▶ _What the task requires_
Set down all of the entries word for word, omitting the images they contain.

* * * *

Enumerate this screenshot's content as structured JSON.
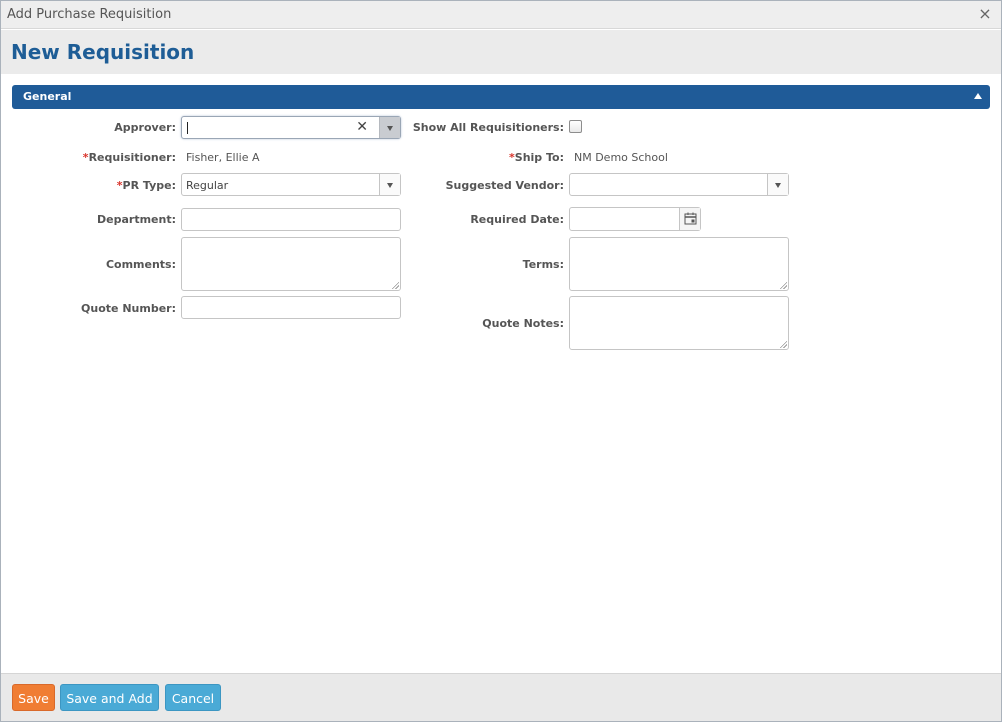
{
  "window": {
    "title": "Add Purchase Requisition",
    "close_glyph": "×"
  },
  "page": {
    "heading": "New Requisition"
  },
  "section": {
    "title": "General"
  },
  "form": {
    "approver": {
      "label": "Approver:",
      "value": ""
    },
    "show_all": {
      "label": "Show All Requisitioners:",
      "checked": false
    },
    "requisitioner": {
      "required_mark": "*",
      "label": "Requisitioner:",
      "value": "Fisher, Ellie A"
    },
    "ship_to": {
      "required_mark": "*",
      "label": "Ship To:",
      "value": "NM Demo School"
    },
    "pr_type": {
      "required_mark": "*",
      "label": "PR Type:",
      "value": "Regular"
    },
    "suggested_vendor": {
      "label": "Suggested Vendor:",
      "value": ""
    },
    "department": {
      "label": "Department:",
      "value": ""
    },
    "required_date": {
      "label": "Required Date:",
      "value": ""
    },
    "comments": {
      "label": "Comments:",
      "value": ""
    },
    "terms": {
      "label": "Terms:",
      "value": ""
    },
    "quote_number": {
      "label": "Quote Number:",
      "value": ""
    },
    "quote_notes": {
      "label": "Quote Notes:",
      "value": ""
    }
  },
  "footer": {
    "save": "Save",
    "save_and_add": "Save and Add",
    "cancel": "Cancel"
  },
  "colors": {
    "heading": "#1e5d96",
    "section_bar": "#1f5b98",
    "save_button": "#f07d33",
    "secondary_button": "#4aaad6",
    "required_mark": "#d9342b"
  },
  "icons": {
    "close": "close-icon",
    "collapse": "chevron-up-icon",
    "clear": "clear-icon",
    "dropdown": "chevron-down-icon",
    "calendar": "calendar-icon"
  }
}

* * * *

▶ _Task answer_
Enumerate this screenshot's content as structured JSON.
{
  "window": {
    "title": "Add Purchase Requisition",
    "close_glyph": "×"
  },
  "page": {
    "heading": "New Requisition"
  },
  "section": {
    "title": "General"
  },
  "form": {
    "approver": {
      "label": "Approver:",
      "value": ""
    },
    "show_all": {
      "label": "Show All Requisitioners:",
      "checked": false
    },
    "requisitioner": {
      "required_mark": "*",
      "label": "Requisitioner:",
      "value": "Fisher, Ellie A"
    },
    "ship_to": {
      "required_mark": "*",
      "label": "Ship To:",
      "value": "NM Demo School"
    },
    "pr_type": {
      "required_mark": "*",
      "label": "PR Type:",
      "value": "Regular"
    },
    "suggested_vendor": {
      "label": "Suggested Vendor:",
      "value": ""
    },
    "department": {
      "label": "Department:",
      "value": ""
    },
    "required_date": {
      "label": "Required Date:",
      "value": ""
    },
    "comments": {
      "label": "Comments:",
      "value": ""
    },
    "terms": {
      "label": "Terms:",
      "value": ""
    },
    "quote_number": {
      "label": "Quote Number:",
      "value": ""
    },
    "quote_notes": {
      "label": "Quote Notes:",
      "value": ""
    }
  },
  "footer": {
    "save": "Save",
    "save_and_add": "Save and Add",
    "cancel": "Cancel"
  },
  "colors": {
    "heading": "#1e5d96",
    "section_bar": "#1f5b98",
    "save_button": "#f07d33",
    "secondary_button": "#4aaad6",
    "required_mark": "#d9342b"
  },
  "icons": {
    "close": "close-icon",
    "collapse": "chevron-up-icon",
    "clear": "clear-icon",
    "dropdown": "chevron-down-icon",
    "calendar": "calendar-icon"
  }
}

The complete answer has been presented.